Your goal ::
Check each line of the records for "jsou"; collect those that have it.
### Input for this task ###
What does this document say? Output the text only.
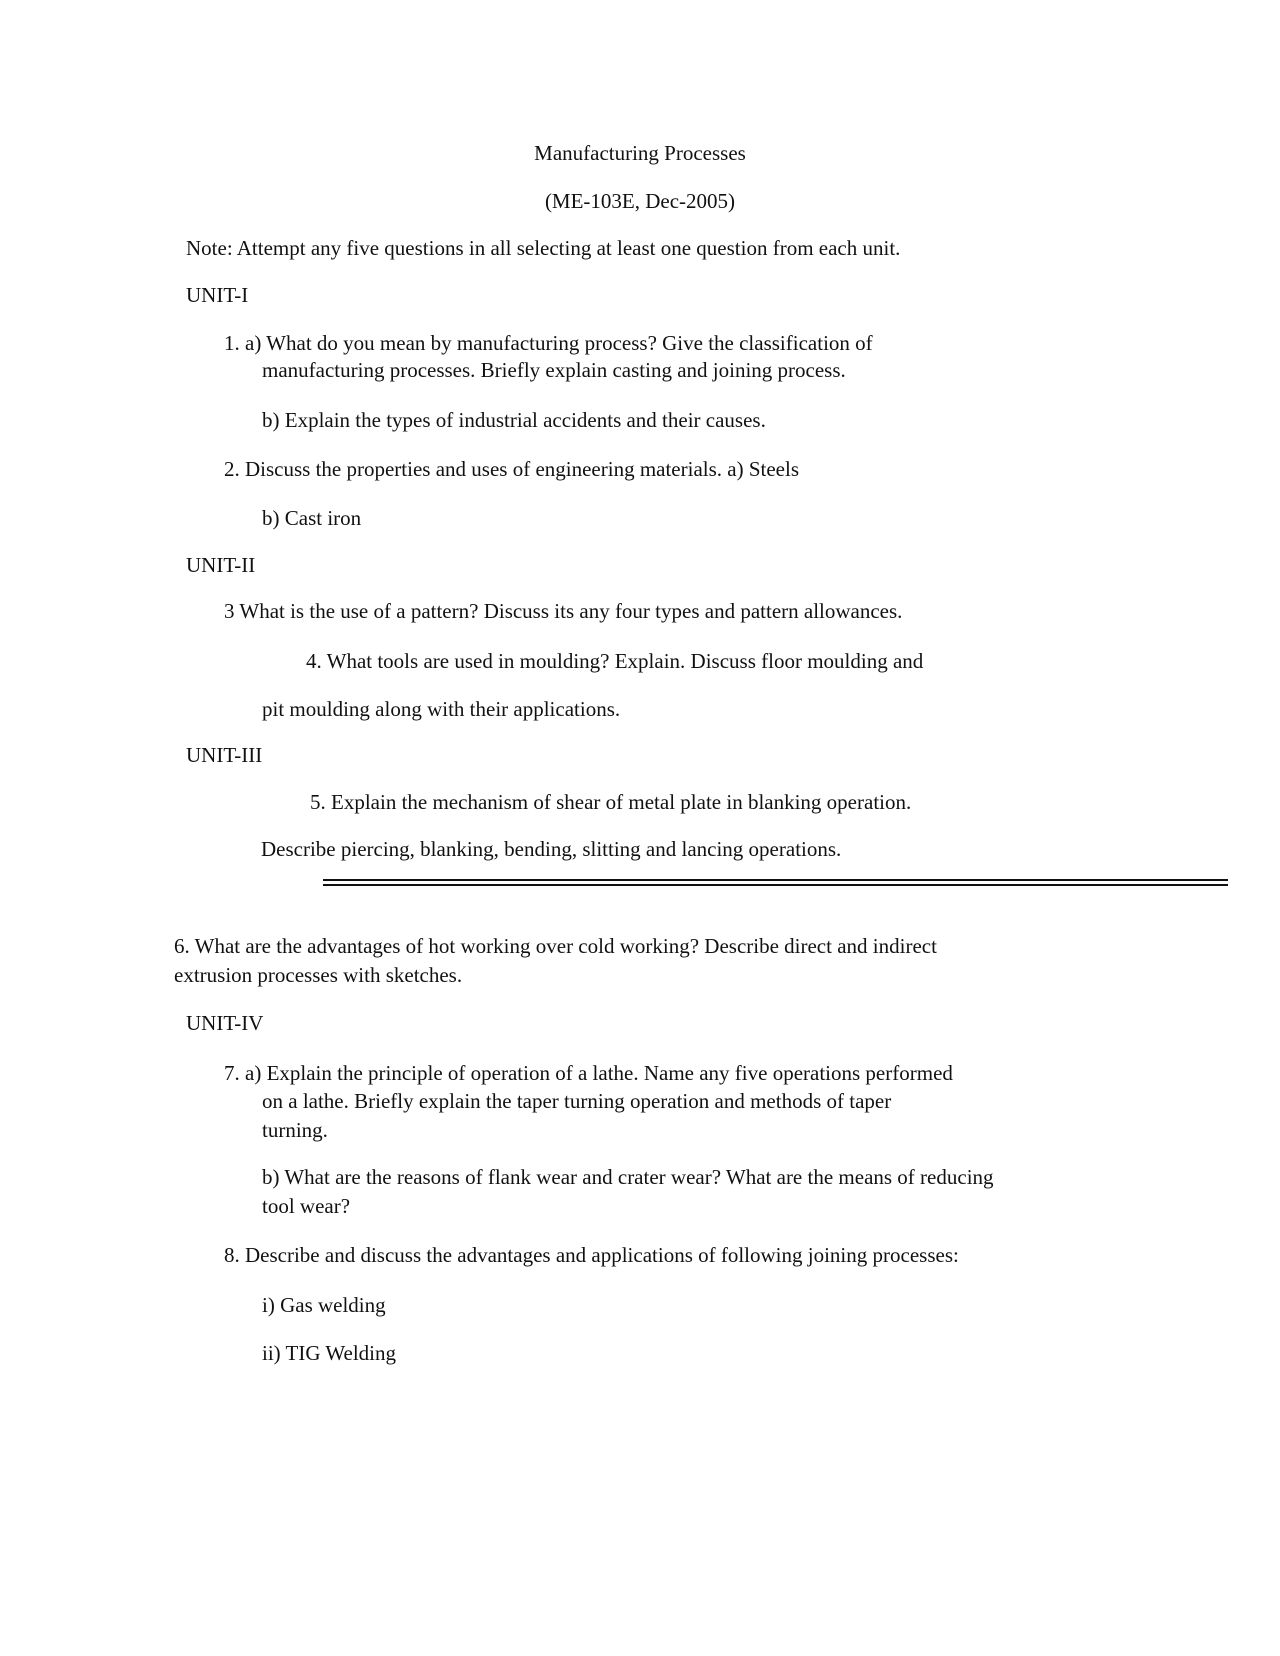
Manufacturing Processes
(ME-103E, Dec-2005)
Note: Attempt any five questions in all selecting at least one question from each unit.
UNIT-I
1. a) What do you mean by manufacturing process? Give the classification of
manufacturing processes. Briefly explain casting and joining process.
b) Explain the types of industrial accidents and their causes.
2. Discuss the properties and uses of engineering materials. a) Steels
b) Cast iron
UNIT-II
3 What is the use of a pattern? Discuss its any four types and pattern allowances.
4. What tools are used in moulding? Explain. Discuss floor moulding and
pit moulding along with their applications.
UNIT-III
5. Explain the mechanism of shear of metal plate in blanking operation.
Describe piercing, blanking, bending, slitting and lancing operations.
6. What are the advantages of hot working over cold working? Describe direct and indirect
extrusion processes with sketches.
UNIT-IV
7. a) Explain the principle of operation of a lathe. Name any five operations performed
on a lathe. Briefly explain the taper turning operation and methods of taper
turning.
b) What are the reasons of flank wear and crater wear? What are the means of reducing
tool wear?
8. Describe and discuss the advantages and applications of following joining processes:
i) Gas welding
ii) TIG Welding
###
### Input for this task ###
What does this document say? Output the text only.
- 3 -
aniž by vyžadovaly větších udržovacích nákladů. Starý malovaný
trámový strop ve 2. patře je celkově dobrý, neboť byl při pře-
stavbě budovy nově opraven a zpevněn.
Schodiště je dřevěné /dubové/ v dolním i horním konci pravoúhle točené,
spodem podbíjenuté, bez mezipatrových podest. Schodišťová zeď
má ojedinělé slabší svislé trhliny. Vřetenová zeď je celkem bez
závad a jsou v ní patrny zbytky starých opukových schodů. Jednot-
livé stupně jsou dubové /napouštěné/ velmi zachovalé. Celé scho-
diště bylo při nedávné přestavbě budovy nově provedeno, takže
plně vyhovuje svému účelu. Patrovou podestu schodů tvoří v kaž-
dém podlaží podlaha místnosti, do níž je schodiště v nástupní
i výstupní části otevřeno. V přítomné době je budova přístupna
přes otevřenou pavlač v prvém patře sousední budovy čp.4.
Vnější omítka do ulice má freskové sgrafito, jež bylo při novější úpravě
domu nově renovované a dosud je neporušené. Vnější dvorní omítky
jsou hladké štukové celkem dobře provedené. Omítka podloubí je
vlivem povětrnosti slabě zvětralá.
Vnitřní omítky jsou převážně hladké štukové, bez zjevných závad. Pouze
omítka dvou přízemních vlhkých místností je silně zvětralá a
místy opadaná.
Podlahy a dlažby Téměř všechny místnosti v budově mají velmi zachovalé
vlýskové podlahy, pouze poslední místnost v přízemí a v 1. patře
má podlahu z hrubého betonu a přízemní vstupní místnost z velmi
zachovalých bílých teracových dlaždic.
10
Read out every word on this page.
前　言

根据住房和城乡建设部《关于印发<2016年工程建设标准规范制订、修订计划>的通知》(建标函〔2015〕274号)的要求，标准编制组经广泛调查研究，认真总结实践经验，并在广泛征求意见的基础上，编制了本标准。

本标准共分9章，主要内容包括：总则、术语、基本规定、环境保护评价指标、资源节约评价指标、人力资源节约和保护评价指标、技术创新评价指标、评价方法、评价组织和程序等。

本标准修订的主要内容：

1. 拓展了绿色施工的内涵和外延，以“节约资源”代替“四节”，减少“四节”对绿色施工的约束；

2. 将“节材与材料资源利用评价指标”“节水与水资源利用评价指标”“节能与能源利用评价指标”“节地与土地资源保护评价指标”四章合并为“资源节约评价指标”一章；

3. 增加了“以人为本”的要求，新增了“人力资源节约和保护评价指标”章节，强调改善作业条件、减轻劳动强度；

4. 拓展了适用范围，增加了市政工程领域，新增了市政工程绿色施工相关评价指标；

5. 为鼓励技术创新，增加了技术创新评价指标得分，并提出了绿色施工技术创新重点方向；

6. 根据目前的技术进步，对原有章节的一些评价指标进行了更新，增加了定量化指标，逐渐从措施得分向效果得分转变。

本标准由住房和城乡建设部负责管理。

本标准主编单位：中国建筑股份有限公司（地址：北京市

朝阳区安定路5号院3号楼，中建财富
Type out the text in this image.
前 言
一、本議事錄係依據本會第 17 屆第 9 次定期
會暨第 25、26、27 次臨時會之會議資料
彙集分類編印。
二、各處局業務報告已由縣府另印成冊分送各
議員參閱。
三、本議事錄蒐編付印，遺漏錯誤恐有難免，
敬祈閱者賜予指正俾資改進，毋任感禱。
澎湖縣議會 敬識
###
Response to this exercise ::
závad a jsou v ní patrny zbytky starých opukových schodů. Jednot-
livé stupně jsou dubové /napouštěné/ velmi zachovalé. Celé scho-
jsou hladké štukové celkem dobře provedené. Omítka podloubí je
Vnitřní omítky jsou převážně hladké štukové, bez zjevných závad. Pouze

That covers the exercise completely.